• SUPPLIED RECORDS:
— BEGIN —
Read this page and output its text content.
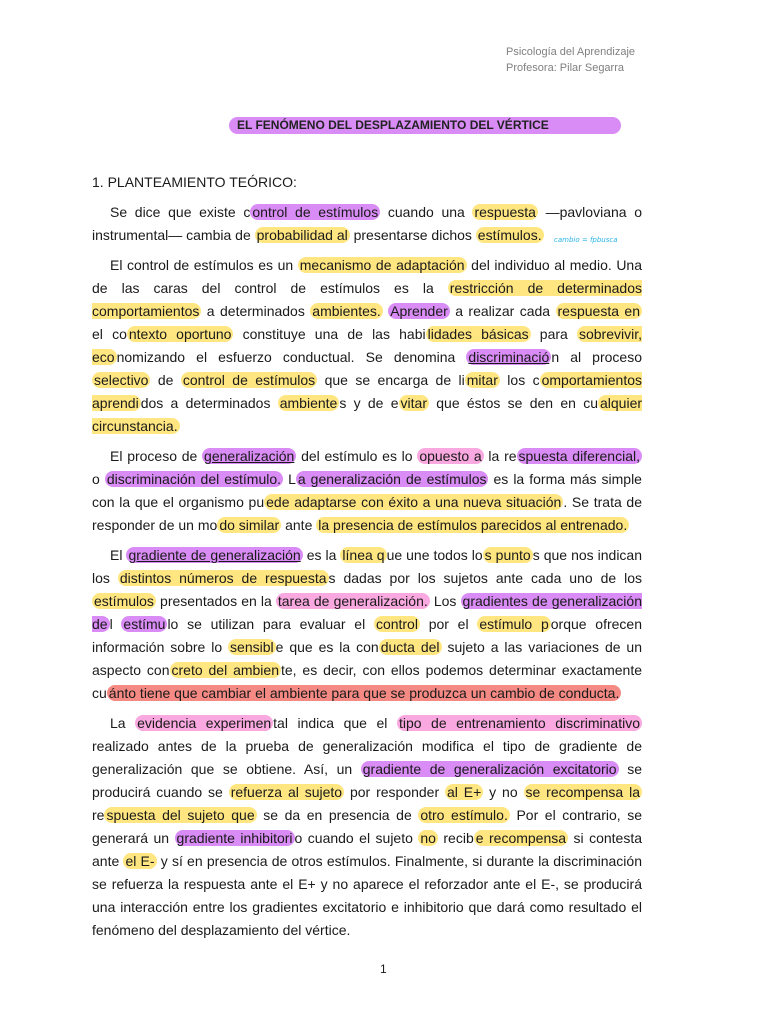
Psicología del Aprendizaje
Profesora: Pilar Segarra
EL FENÓMENO DEL DESPLAZAMIENTO DEL VÉRTICE
1. PLANTEAMIENTO TEÓRICO:

Se dice que existe c ontrol de estímulos cuando una respuesta —pavloviana o instrumental— cambia de probabilidad al presentarse dichos estímulos.

El control de estímulos es un mecanismo de adaptación del individuo al medio. Una de las caras del control de estímulos es la restricción de determinados comportamientos a determinados ambientes. Aprender a realizar cada respuesta en el co ntexto oportuno constituye una de las habi lidades básicas para sobrevivir, eco nomizando el esfuerzo conductual. Se denomina discriminació n al proceso selectivo de control de estímulos que se encarga de li mitar los c omportamientos aprendi dos a determinados ambiente s y de e vitar que éstos se den en cu alquier circunstancia.

El proceso de generalización del estímulo es lo opuesto a la re spuesta diferencial, o discriminación del estímulo. L a generalización de estímulos es la forma más simple con la que el organismo pu ede adaptarse con éxito a una nueva situación . Se trata de responder de un mo do similar ante la presencia de estímulos parecidos al entrenado.

El gradiente de generalización es la línea q ue une todos lo s punto s que nos indican los distintos números de respuesta s dadas por los sujetos ante cada uno de los estímulos presentados en la tarea de generalización. Los gradientes de generalización de l estímu lo se utilizan para evaluar el control por el estímulo p orque ofrecen información sobre lo sensibl e que es la con ducta del sujeto a las variaciones de un aspecto con creto del ambien te, es decir, con ellos podemos determinar exactamente cu ánto tiene que cambiar el ambiente para que se produzca un cambio de conducta.

La evidencia experimen tal indica que el tipo de entrenamiento discriminativo realizado antes de la prueba de generalización modifica el tipo de gradiente de generalización que se obtiene. Así, un gradiente de generalización excitatorio se producirá cuando se refuerza al sujeto por responder al E+ y no se recompensa la re spuesta del sujeto que se da en presencia de otro estímulo. Por el contrario, se generará un gradiente inhibitori o cuando el sujeto no recib e recompensa si contesta ante el E- y sí en presencia de otros estímulos. Finalmente, si durante la discriminación se refuerza la respuesta ante el E+ y no aparece el reforzador ante el E-, se producirá una interacción entre los gradientes excitatorio e inhibitorio que dará como resultado el fenómeno del desplazamiento del vértice.

cambio = fpbusca
1
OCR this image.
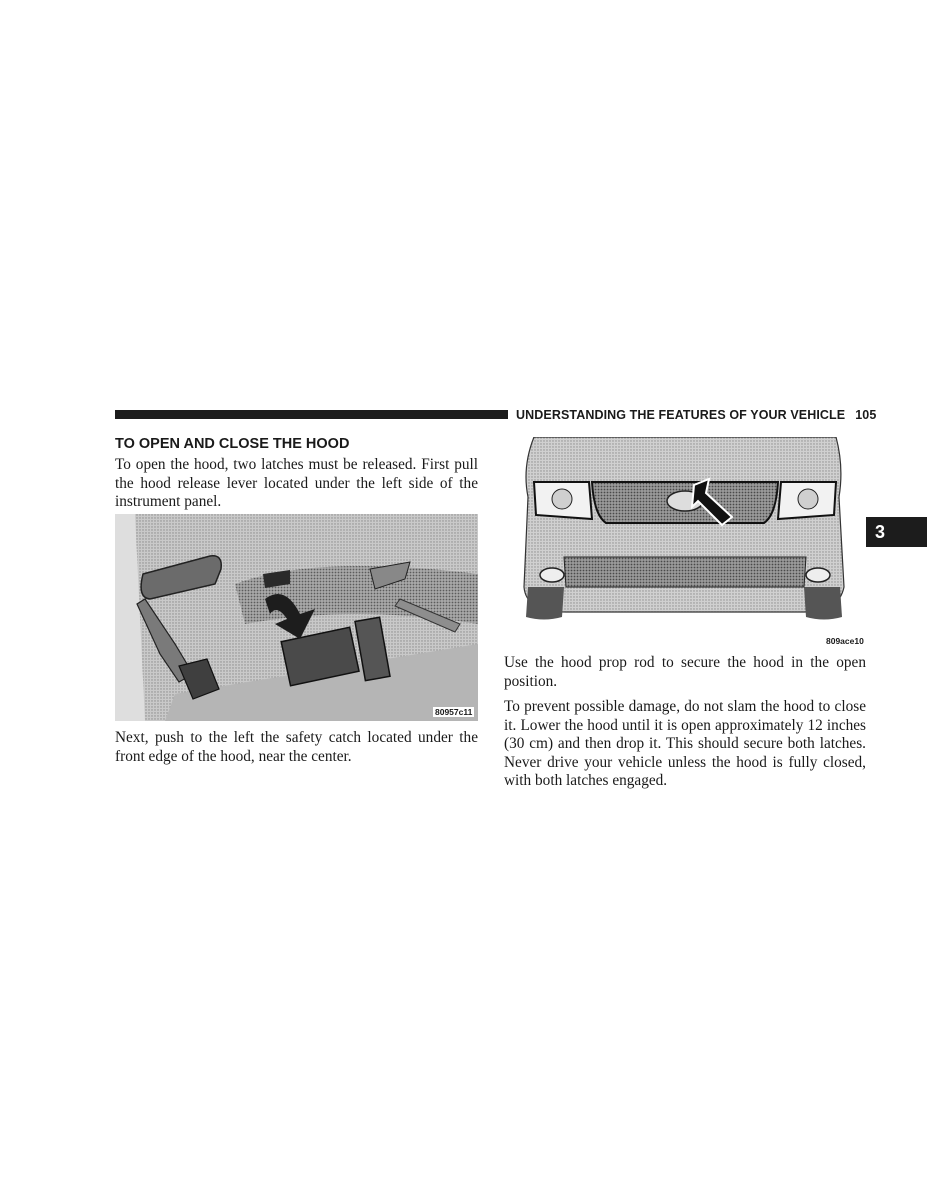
UNDERSTANDING THE FEATURES OF YOUR VEHICLE 105
3
TO OPEN AND CLOSE THE HOOD

To open the hood, two latches must be released. First pull the hood release lever located under the left side of the instrument panel.

80957c11

Next, push to the left the safety catch located under the front edge of the hood, near the center.

809ace10

Use the hood prop rod to secure the hood in the open position.

To prevent possible damage, do not slam the hood to close it. Lower the hood until it is open approximately 12 inches (30 cm) and then drop it. This should secure both latches. Never drive your vehicle unless the hood is fully closed, with both latches engaged.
— END —
• WORK TO DO:
Repeat all of the records verbatim, leaving out the pictures.

• TASK ANSWER:
Read this page and output its text content.
Psicología del Aprendizaje
Profesora: Pilar Segarra
EL FENÓMENO DEL DESPLAZAMIENTO DEL VÉRTICE
1. PLANTEAMIENTO TEÓRICO:

Se dice que existe c ontrol de estímulos cuando una respuesta —pavloviana o instrumental— cambia de probabilidad al presentarse dichos estímulos.

El control de estímulos es un mecanismo de adaptación del individuo al medio. Una de las caras del control de estímulos es la restricción de determinados comportamientos a determinados ambientes. Aprender a realizar cada respuesta en el co ntexto oportuno constituye una de las habi lidades básicas para sobrevivir, eco nomizando el esfuerzo conductual. Se denomina discriminació n al proceso selectivo de control de estímulos que se encarga de li mitar los c omportamientos aprendi dos a determinados ambiente s y de e vitar que éstos se den en cu alquier circunstancia.

El proceso de generalización del estímulo es lo opuesto a la re spuesta diferencial, o discriminación del estímulo. L a generalización de estímulos es la forma más simple con la que el organismo pu ede adaptarse con éxito a una nueva situación . Se trata de responder de un mo do similar ante la presencia de estímulos parecidos al entrenado.

El gradiente de generalización es la línea q ue une todos lo s punto s que nos indican los distintos números de respuesta s dadas por los sujetos ante cada uno de los estímulos presentados en la tarea de generalización. Los gradientes de generalización de l estímu lo se utilizan para evaluar el control por el estímulo p orque ofrecen información sobre lo sensibl e que es la con ducta del sujeto a las variaciones de un aspecto con creto del ambien te, es decir, con ellos podemos determinar exactamente cu ánto tiene que cambiar el ambiente para que se produzca un cambio de conducta.

La evidencia experimen tal indica que el tipo de entrenamiento discriminativo realizado antes de la prueba de generalización modifica el tipo de gradiente de generalización que se obtiene. Así, un gradiente de generalización excitatorio se producirá cuando se refuerza al sujeto por responder al E+ y no se recompensa la re spuesta del sujeto que se da en presencia de otro estímulo. Por el contrario, se generará un gradiente inhibitori o cuando el sujeto no recib e recompensa si contesta ante el E- y sí en presencia de otros estímulos. Finalmente, si durante la discriminación se refuerza la respuesta ante el E+ y no aparece el reforzador ante el E-, se producirá una interacción entre los gradientes excitatorio e inhibitorio que dará como resultado el fenómeno del desplazamiento del vértice.

cambio = fpbusca
1
OCR this image.
UNDERSTANDING THE FEATURES OF YOUR VEHICLE 105
3
TO OPEN AND CLOSE THE HOOD

To open the hood, two latches must be released. First pull the hood release lever located under the left side of the instrument panel.

80957c11

Next, push to the left the safety catch located under the front edge of the hood, near the center.

809ace10

Use the hood prop rod to secure the hood in the open position.

To prevent possible damage, do not slam the hood to close it. Lower the hood until it is open approximately 12 inches (30 cm) and then drop it. This should secure both latches. Never drive your vehicle unless the hood is fully closed, with both latches engaged.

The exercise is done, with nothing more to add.